▸ **Instructions for the task**
Output the material word for word. Leave each picture out.
===== Stored data
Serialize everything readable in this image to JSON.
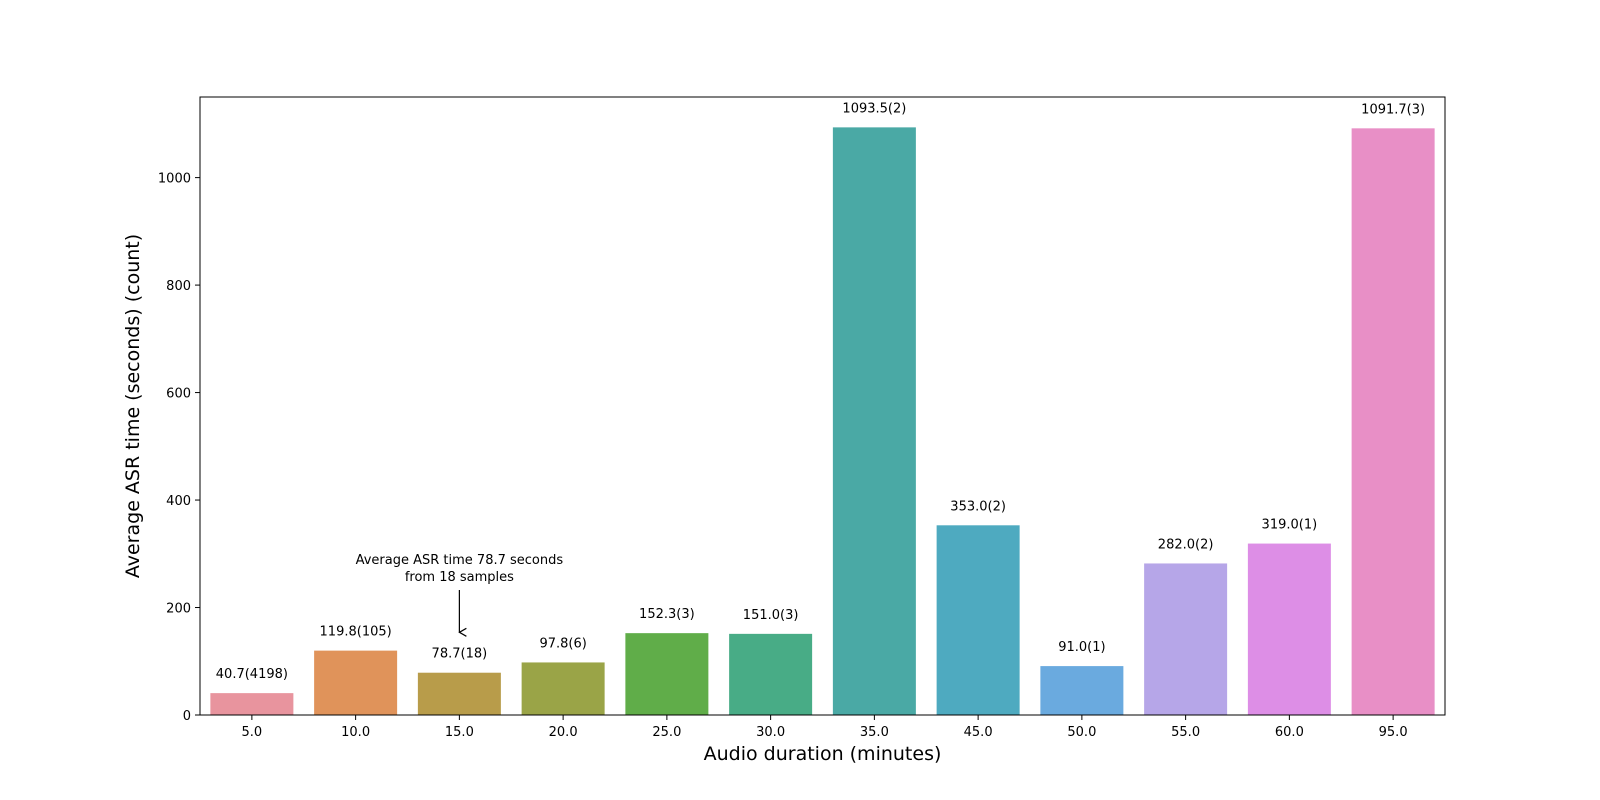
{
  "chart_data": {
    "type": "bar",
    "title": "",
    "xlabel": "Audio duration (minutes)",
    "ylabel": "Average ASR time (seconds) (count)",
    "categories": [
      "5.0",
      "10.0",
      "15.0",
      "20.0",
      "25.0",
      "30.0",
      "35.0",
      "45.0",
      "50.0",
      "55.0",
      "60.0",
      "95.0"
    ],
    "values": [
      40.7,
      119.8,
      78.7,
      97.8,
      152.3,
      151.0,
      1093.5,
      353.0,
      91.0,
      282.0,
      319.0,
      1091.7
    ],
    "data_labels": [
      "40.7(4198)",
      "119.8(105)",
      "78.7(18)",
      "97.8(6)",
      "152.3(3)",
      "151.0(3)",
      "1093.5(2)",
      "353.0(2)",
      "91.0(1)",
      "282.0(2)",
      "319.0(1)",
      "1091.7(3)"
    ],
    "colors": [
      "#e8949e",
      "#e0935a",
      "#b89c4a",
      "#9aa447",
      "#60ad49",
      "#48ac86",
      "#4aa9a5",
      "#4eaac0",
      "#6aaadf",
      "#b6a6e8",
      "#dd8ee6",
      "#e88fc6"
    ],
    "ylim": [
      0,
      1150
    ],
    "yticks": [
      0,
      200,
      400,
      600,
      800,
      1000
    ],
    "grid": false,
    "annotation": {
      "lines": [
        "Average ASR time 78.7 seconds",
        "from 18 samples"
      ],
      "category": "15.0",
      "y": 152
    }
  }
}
==========
▸ **Solution**
Serialize everything readable in this image to JSON.
{
  "chart_data": {
    "type": "bar",
    "title": "",
    "xlabel": "Audio duration (minutes)",
    "ylabel": "Average ASR time (seconds) (count)",
    "categories": [
      "5.0",
      "10.0",
      "15.0",
      "20.0",
      "25.0",
      "30.0",
      "35.0",
      "45.0",
      "50.0",
      "55.0",
      "60.0",
      "95.0"
    ],
    "values": [
      40.7,
      119.8,
      78.7,
      97.8,
      152.3,
      151.0,
      1093.5,
      353.0,
      91.0,
      282.0,
      319.0,
      1091.7
    ],
    "data_labels": [
      "40.7(4198)",
      "119.8(105)",
      "78.7(18)",
      "97.8(6)",
      "152.3(3)",
      "151.0(3)",
      "1093.5(2)",
      "353.0(2)",
      "91.0(1)",
      "282.0(2)",
      "319.0(1)",
      "1091.7(3)"
    ],
    "colors": [
      "#e8949e",
      "#e0935a",
      "#b89c4a",
      "#9aa447",
      "#60ad49",
      "#48ac86",
      "#4aa9a5",
      "#4eaac0",
      "#6aaadf",
      "#b6a6e8",
      "#dd8ee6",
      "#e88fc6"
    ],
    "ylim": [
      0,
      1150
    ],
    "yticks": [
      0,
      200,
      400,
      600,
      800,
      1000
    ],
    "grid": false,
    "annotation": {
      "lines": [
        "Average ASR time 78.7 seconds",
        "from 18 samples"
      ],
      "category": "15.0",
      "y": 152
    }
  }
}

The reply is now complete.